EXCERPT PROVIDED:

On Wed, May 8, 2019 at 10:19 AM Pavel Bar <pbar@redhat.com> wrote:


On Tue, May 7, 2019 at 1:38 AM Nir Soffer <nirsof@gmail.com> wrote:
When using 4k disk and sector=512, we expect sanlock to fail with
SanlockException(EINVAL) when writing or reading.

Two tests are marked a expected failure:

Rephrase the part in yellow. Maybe you meant: "...marked with an expected..."?

It should be:

Two tests are marked as expected failure:

- write_resource() - not sure how sanlock can succeed with wrong sector
  size - this may be a bug.
- read_resource_owners() - sanlock uses a fallback mechanism, hiding
  wrong value from the user. I think we can make sanlock more strict.

Signed-off-by: Nir Soffer <nsoffer@redhat.com>
---
 tests/python_test.py | 79 ++++++++++++++++++++++++++++++++++++++++++++
 1 file changed, 79 insertions(+)

diff --git a/tests/python_test.py b/tests/python_test.py
index f0ecd06..aa1f7f5 100644
--- a/tests/python_test.py
+++ b/tests/python_test.py
@@ -99,10 +99,35 @@ def test_write_lockspace_4k(sanlock_daemon, align):
         # Check that sanlock did not write after the lockspace area.
         f.seek(align)
         assert f.read(4096) == b"X" * 4096

Might be worth to define the 4K constant that in turn will use constants.KiB that comes with my PR.

I will add a proper constant, since we use it in multiple tests.

PROBLEM TO SOLVE: Quote the code review discussion word for word, from "- write_resource() - not" up to and including "sanlock more strict.". Work only from the code review discussion above.

RECORDS PROVIDED:
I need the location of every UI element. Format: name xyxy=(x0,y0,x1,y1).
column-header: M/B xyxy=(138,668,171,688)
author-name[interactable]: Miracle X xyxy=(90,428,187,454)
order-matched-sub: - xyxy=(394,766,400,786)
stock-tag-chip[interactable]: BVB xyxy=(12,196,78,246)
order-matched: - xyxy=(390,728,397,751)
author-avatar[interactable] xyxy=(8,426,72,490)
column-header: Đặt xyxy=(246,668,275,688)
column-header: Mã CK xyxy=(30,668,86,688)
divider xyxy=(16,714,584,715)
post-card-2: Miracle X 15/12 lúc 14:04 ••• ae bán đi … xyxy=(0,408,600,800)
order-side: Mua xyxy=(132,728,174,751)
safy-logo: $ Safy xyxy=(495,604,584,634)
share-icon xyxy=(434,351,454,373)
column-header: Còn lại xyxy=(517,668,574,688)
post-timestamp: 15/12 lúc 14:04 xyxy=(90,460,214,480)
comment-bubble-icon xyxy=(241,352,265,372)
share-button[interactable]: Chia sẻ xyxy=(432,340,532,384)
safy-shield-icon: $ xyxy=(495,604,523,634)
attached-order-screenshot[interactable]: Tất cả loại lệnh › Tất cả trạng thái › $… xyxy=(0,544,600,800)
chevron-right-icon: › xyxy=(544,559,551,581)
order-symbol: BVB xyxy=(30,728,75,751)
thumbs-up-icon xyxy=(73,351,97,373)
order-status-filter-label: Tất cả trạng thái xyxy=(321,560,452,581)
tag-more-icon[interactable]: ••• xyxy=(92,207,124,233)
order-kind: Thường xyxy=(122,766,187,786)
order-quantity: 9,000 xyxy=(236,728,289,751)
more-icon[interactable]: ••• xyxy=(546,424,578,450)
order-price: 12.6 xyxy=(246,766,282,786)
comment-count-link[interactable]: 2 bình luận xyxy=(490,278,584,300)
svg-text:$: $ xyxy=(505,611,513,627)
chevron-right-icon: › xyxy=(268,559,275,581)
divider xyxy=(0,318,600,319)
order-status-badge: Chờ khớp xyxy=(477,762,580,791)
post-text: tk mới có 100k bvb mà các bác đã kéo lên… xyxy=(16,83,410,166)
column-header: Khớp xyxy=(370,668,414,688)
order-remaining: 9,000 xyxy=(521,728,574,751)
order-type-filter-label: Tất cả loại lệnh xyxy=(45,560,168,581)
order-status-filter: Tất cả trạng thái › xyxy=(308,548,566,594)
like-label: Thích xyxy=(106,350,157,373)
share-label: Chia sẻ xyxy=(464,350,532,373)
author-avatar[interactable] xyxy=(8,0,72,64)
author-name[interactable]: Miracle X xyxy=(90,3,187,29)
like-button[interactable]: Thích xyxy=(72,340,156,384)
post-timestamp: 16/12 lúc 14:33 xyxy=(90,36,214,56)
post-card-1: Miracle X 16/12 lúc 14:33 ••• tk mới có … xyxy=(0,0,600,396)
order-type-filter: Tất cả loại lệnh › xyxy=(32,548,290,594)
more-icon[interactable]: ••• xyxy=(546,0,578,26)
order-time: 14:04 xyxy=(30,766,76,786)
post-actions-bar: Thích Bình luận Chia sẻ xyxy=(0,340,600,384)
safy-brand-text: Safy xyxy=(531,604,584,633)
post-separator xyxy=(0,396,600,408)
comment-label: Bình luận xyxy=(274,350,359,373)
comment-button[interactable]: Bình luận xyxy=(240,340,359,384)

THE COMPLETED TASK:
- write_resource() - not sure how sanlock can succeed with wrong sector
  size - this may be a bug.
- read_resource_owners() - sanlock uses a fallback mechanism, hiding
  wrong value from the user. I think we can make sanlock more strict.